- Problem:
Retype the whole listing verbatim and keep the pictures out of it.

— start Input data —

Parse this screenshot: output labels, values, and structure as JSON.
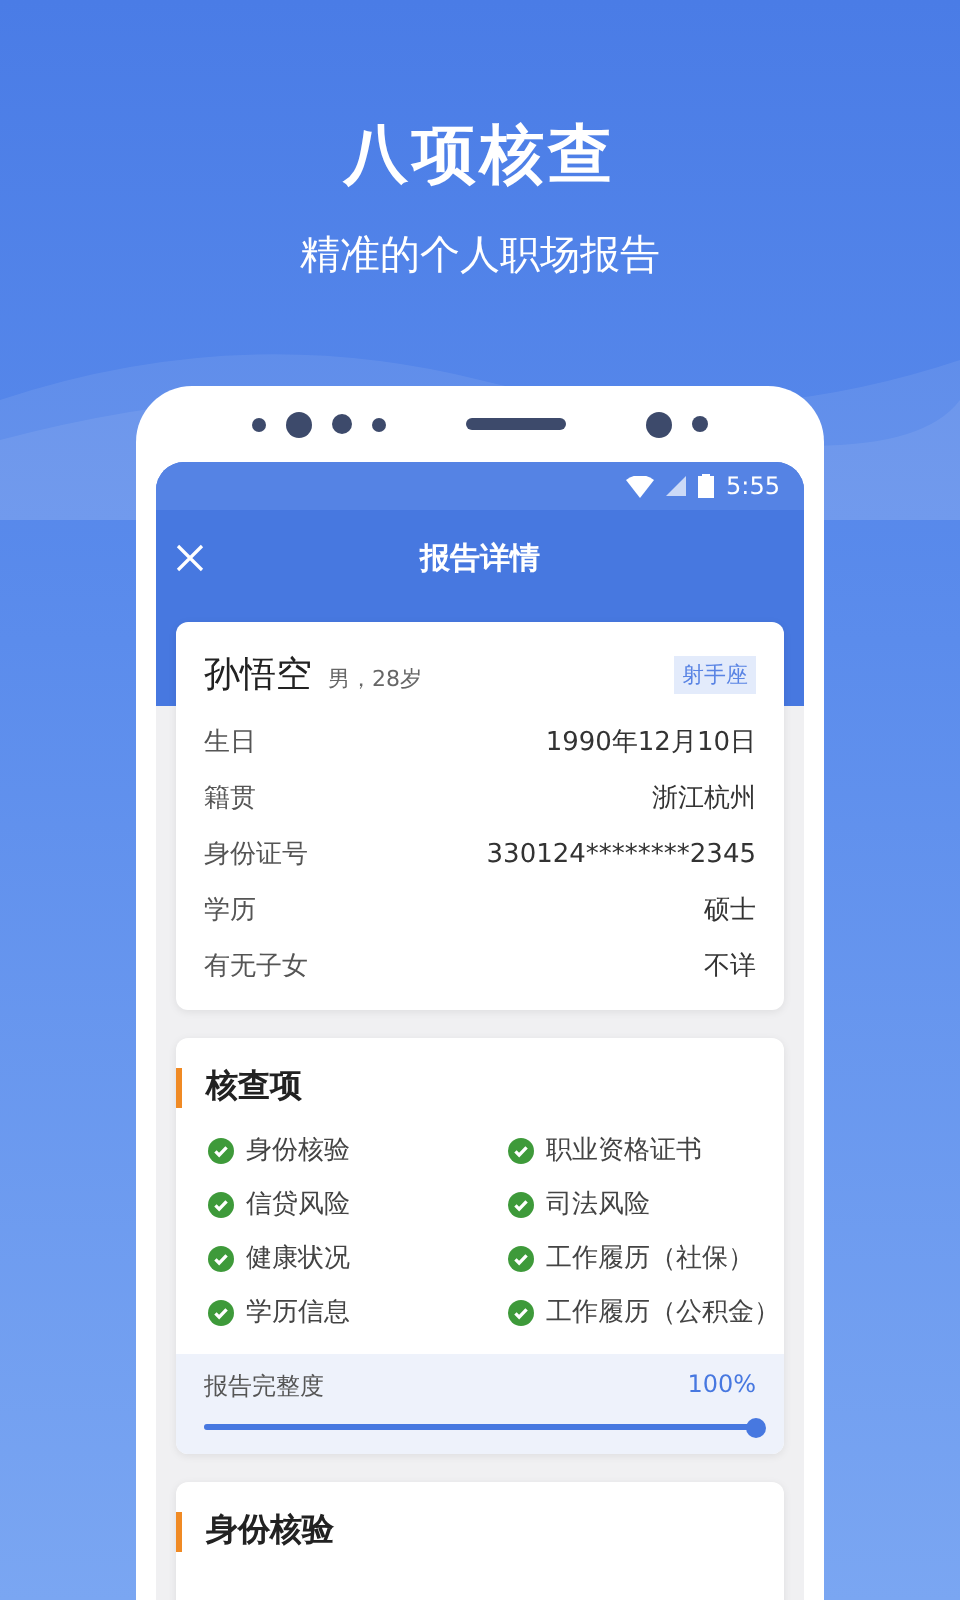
{
  "headline": "八项核查",
  "subtitle": "精准的个人职场报告",
  "status_bar": {
    "time": "5:55"
  },
  "app_bar": {
    "title": "报告详情"
  },
  "profile": {
    "name": "孙悟空",
    "meta": "男，28岁",
    "tag": "射手座",
    "rows": [
      {
        "label": "生日",
        "value": "1990年12月10日"
      },
      {
        "label": "籍贯",
        "value": "浙江杭州"
      },
      {
        "label": "身份证号",
        "value": "330124********2345"
      },
      {
        "label": "学历",
        "value": "硕士"
      },
      {
        "label": "有无子女",
        "value": "不详"
      }
    ]
  },
  "checks": {
    "title": "核查项",
    "items": [
      {
        "label": "身份核验",
        "checked": true
      },
      {
        "label": "职业资格证书",
        "checked": true
      },
      {
        "label": "信贷风险",
        "checked": true
      },
      {
        "label": "司法风险",
        "checked": true
      },
      {
        "label": "健康状况",
        "checked": true
      },
      {
        "label": "工作履历（社保）",
        "checked": true
      },
      {
        "label": "学历信息",
        "checked": true
      },
      {
        "label": "工作履历（公积金）",
        "checked": true
      }
    ],
    "completeness": {
      "label": "报告完整度",
      "reading": "100%",
      "level": 1
    }
  },
  "identity": {
    "title": "身份核验"
  }
}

— end Input data —

- Written answer:
Parse this screenshot: output labels, values, and structure as JSON.
{
  "headline": "八项核查",
  "subtitle": "精准的个人职场报告",
  "status_bar": {
    "time": "5:55"
  },
  "app_bar": {
    "title": "报告详情"
  },
  "profile": {
    "name": "孙悟空",
    "meta": "男，28岁",
    "tag": "射手座",
    "rows": [
      {
        "label": "生日",
        "value": "1990年12月10日"
      },
      {
        "label": "籍贯",
        "value": "浙江杭州"
      },
      {
        "label": "身份证号",
        "value": "330124********2345"
      },
      {
        "label": "学历",
        "value": "硕士"
      },
      {
        "label": "有无子女",
        "value": "不详"
      }
    ]
  },
  "checks": {
    "title": "核查项",
    "items": [
      {
        "label": "身份核验",
        "checked": true
      },
      {
        "label": "职业资格证书",
        "checked": true
      },
      {
        "label": "信贷风险",
        "checked": true
      },
      {
        "label": "司法风险",
        "checked": true
      },
      {
        "label": "健康状况",
        "checked": true
      },
      {
        "label": "工作履历（社保）",
        "checked": true
      },
      {
        "label": "学历信息",
        "checked": true
      },
      {
        "label": "工作履历（公积金）",
        "checked": true
      }
    ],
    "completeness": {
      "label": "报告完整度",
      "reading": "100%",
      "level": 1
    }
  },
  "identity": {
    "title": "身份核验"
  }
}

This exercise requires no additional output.